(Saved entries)

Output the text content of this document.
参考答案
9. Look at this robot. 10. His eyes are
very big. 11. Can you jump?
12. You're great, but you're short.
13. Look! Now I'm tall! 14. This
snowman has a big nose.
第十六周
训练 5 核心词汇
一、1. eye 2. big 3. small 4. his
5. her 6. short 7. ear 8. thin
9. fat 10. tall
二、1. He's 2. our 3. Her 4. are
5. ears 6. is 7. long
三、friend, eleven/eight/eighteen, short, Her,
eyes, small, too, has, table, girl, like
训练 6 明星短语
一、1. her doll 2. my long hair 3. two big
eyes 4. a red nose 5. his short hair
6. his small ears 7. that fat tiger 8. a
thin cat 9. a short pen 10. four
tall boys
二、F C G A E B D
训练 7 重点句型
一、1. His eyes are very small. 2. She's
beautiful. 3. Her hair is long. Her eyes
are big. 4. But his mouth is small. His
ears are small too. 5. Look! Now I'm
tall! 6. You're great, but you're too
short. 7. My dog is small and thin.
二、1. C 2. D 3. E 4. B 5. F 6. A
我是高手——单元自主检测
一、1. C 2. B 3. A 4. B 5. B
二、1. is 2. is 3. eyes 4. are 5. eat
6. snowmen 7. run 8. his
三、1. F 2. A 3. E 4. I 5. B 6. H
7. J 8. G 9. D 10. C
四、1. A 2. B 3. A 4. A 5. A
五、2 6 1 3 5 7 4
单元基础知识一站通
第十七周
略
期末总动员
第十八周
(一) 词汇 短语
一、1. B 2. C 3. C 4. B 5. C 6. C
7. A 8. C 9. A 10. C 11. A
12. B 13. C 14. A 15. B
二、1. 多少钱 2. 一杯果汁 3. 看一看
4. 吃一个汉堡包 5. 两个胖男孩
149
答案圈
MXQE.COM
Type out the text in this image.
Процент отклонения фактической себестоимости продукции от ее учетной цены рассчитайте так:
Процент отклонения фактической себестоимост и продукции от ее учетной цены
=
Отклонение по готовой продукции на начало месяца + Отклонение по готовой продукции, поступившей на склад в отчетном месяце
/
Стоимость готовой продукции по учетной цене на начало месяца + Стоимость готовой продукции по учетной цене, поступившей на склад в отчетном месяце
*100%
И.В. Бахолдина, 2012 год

## WHAT YOU WILL DO
Please copy out each record, character for character.

## RESULT OF THIS EXERCISE
Output the text content of this document.
参考答案
9. Look at this robot. 10. His eyes are
very big. 11. Can you jump?
12. You're great, but you're short.
13. Look! Now I'm tall! 14. This
snowman has a big nose.
第十六周
训练 5 核心词汇
一、1. eye 2. big 3. small 4. his
5. her 6. short 7. ear 8. thin
9. fat 10. tall
二、1. He's 2. our 3. Her 4. are
5. ears 6. is 7. long
三、friend, eleven/eight/eighteen, short, Her,
eyes, small, too, has, table, girl, like
训练 6 明星短语
一、1. her doll 2. my long hair 3. two big
eyes 4. a red nose 5. his short hair
6. his small ears 7. that fat tiger 8. a
thin cat 9. a short pen 10. four
tall boys
二、F C G A E B D
训练 7 重点句型
一、1. His eyes are very small. 2. She's
beautiful. 3. Her hair is long. Her eyes
are big. 4. But his mouth is small. His
ears are small too. 5. Look! Now I'm
tall! 6. You're great, but you're too
short. 7. My dog is small and thin.
二、1. C 2. D 3. E 4. B 5. F 6. A
我是高手——单元自主检测
一、1. C 2. B 3. A 4. B 5. B
二、1. is 2. is 3. eyes 4. are 5. eat
6. snowmen 7. run 8. his
三、1. F 2. A 3. E 4. I 5. B 6. H
7. J 8. G 9. D 10. C
四、1. A 2. B 3. A 4. A 5. A
五、2 6 1 3 5 7 4
单元基础知识一站通
第十七周
略
期末总动员
第十八周
(一) 词汇 短语
一、1. B 2. C 3. C 4. B 5. C 6. C
7. A 8. C 9. A 10. C 11. A
12. B 13. C 14. A 15. B
二、1. 多少钱 2. 一杯果汁 3. 看一看
4. 吃一个汉堡包 5. 两个胖男孩
149
答案圈
MXQE.COM
Type out the text in this image.
Процент отклонения фактической себестоимости продукции от ее учетной цены рассчитайте так:
Процент отклонения фактической себестоимост и продукции от ее учетной цены
=
Отклонение по готовой продукции на начало месяца + Отклонение по готовой продукции, поступившей на склад в отчетном месяце
/
Стоимость готовой продукции по учетной цене на начало месяца + Стоимость готовой продукции по учетной цене, поступившей на склад в отчетном месяце
*100%
И.В. Бахолдина, 2012 год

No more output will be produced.